>>>>>
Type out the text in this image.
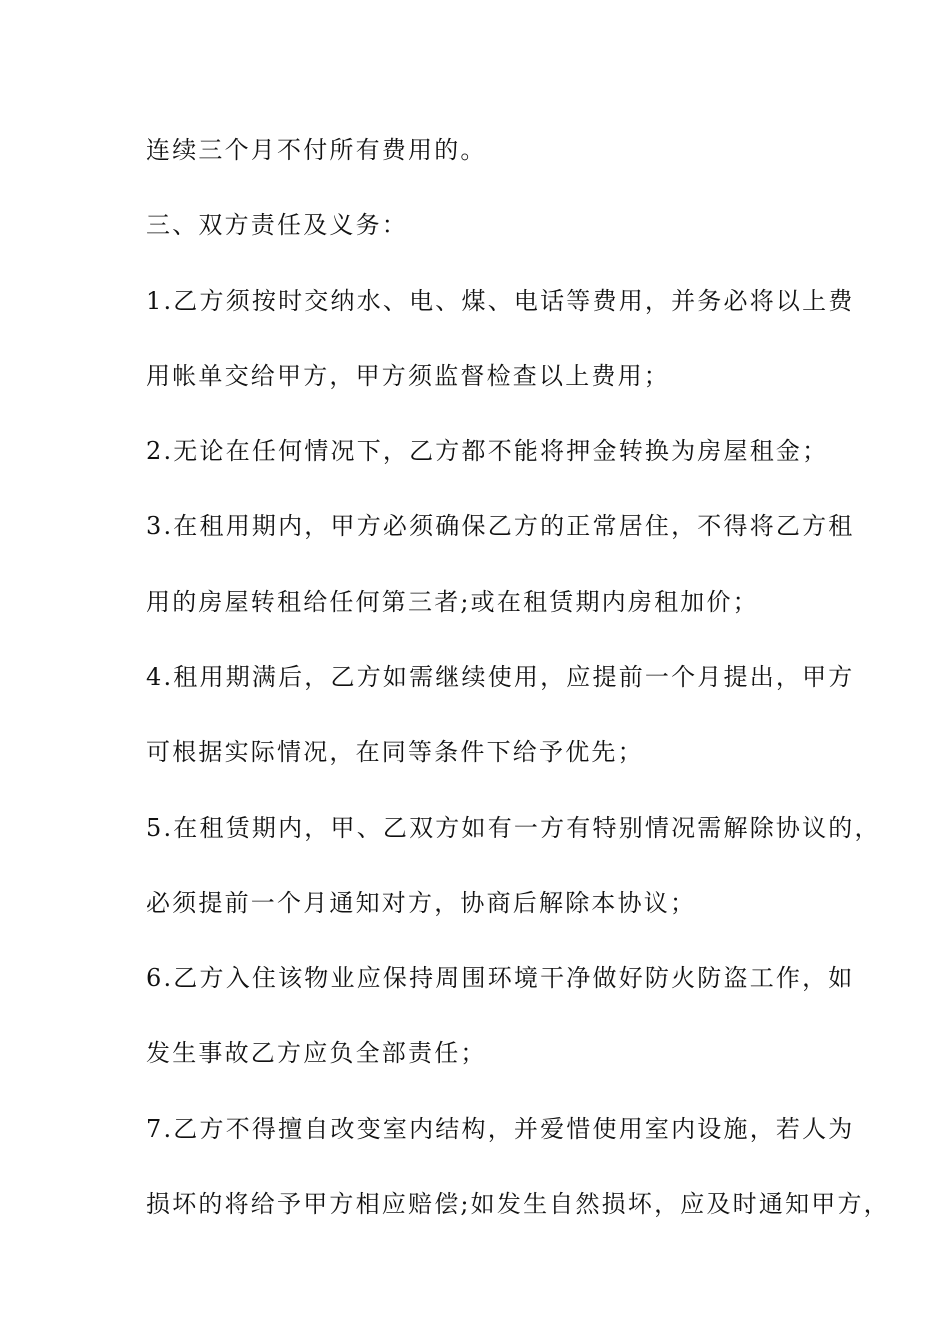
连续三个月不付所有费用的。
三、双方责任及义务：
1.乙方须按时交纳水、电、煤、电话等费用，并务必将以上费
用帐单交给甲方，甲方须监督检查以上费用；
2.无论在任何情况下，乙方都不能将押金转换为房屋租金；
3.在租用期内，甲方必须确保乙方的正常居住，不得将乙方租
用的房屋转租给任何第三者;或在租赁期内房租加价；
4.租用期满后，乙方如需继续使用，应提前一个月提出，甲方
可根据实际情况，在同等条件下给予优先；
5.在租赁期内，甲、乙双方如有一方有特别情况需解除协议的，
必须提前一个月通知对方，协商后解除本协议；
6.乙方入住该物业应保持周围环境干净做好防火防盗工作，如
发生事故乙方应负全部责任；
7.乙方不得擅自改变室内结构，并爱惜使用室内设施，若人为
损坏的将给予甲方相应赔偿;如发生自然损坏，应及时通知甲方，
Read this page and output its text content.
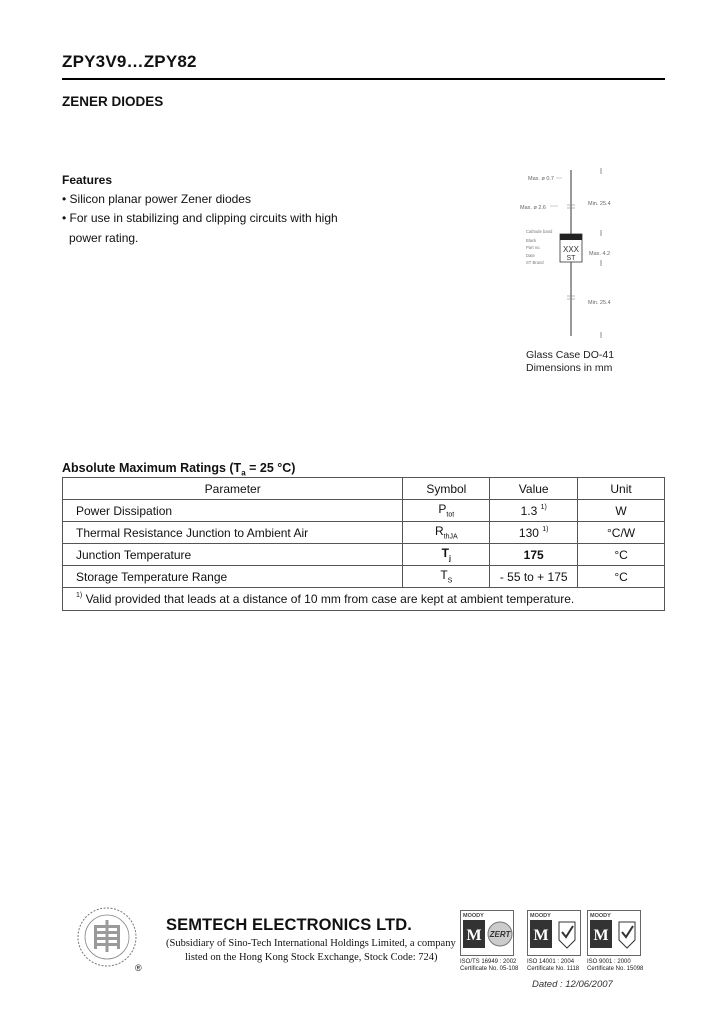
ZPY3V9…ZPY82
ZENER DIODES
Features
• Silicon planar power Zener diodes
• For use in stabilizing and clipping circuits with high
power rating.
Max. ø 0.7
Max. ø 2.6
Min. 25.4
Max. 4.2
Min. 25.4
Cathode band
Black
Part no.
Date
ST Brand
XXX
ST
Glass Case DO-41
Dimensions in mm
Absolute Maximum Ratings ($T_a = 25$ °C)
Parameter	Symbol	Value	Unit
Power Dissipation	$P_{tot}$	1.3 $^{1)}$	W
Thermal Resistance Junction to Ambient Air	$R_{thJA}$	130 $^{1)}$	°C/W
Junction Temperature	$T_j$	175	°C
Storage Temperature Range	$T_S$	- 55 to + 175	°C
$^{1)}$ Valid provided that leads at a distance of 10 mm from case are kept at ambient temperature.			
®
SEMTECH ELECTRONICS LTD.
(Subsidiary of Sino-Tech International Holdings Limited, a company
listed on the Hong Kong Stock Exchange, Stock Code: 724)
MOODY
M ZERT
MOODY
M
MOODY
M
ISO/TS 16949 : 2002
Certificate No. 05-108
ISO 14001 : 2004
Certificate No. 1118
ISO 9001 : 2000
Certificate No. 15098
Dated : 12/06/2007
<<<<<
Work required:
Exactly reproduce the entries above, minus the pictures.

Answer to this problem:
Type out the text in this image.
连续三个月不付所有费用的。
三、双方责任及义务：
1.乙方须按时交纳水、电、煤、电话等费用，并务必将以上费
用帐单交给甲方，甲方须监督检查以上费用；
2.无论在任何情况下，乙方都不能将押金转换为房屋租金；
3.在租用期内，甲方必须确保乙方的正常居住，不得将乙方租
用的房屋转租给任何第三者;或在租赁期内房租加价；
4.租用期满后，乙方如需继续使用，应提前一个月提出，甲方
可根据实际情况，在同等条件下给予优先；
5.在租赁期内，甲、乙双方如有一方有特别情况需解除协议的，
必须提前一个月通知对方，协商后解除本协议；
6.乙方入住该物业应保持周围环境干净做好防火防盗工作，如
发生事故乙方应负全部责任；
7.乙方不得擅自改变室内结构，并爱惜使用室内设施，若人为
损坏的将给予甲方相应赔偿;如发生自然损坏，应及时通知甲方，
Read this page and output its text content.
ZPY3V9…ZPY82
ZENER DIODES
Features
• Silicon planar power Zener diodes
• For use in stabilizing and clipping circuits with high
power rating.
Max. ø 0.7
Max. ø 2.6
Min. 25.4
Max. 4.2
Min. 25.4
Cathode band
Black
Part no.
Date
ST Brand
XXX
ST
Glass Case DO-41
Dimensions in mm
Absolute Maximum Ratings ($T_a = 25$ °C)
Parameter	Symbol	Value	Unit
Power Dissipation	$P_{tot}$	1.3 $^{1)}$	W
Thermal Resistance Junction to Ambient Air	$R_{thJA}$	130 $^{1)}$	°C/W
Junction Temperature	$T_j$	175	°C
Storage Temperature Range	$T_S$	- 55 to + 175	°C
$^{1)}$ Valid provided that leads at a distance of 10 mm from case are kept at ambient temperature.			
®
SEMTECH ELECTRONICS LTD.
(Subsidiary of Sino-Tech International Holdings Limited, a company
listed on the Hong Kong Stock Exchange, Stock Code: 724)
MOODY
M ZERT
MOODY
M
MOODY
M
ISO/TS 16949 : 2002
Certificate No. 05-108
ISO 14001 : 2004
Certificate No. 1118
ISO 9001 : 2000
Certificate No. 15098
Dated : 12/06/2007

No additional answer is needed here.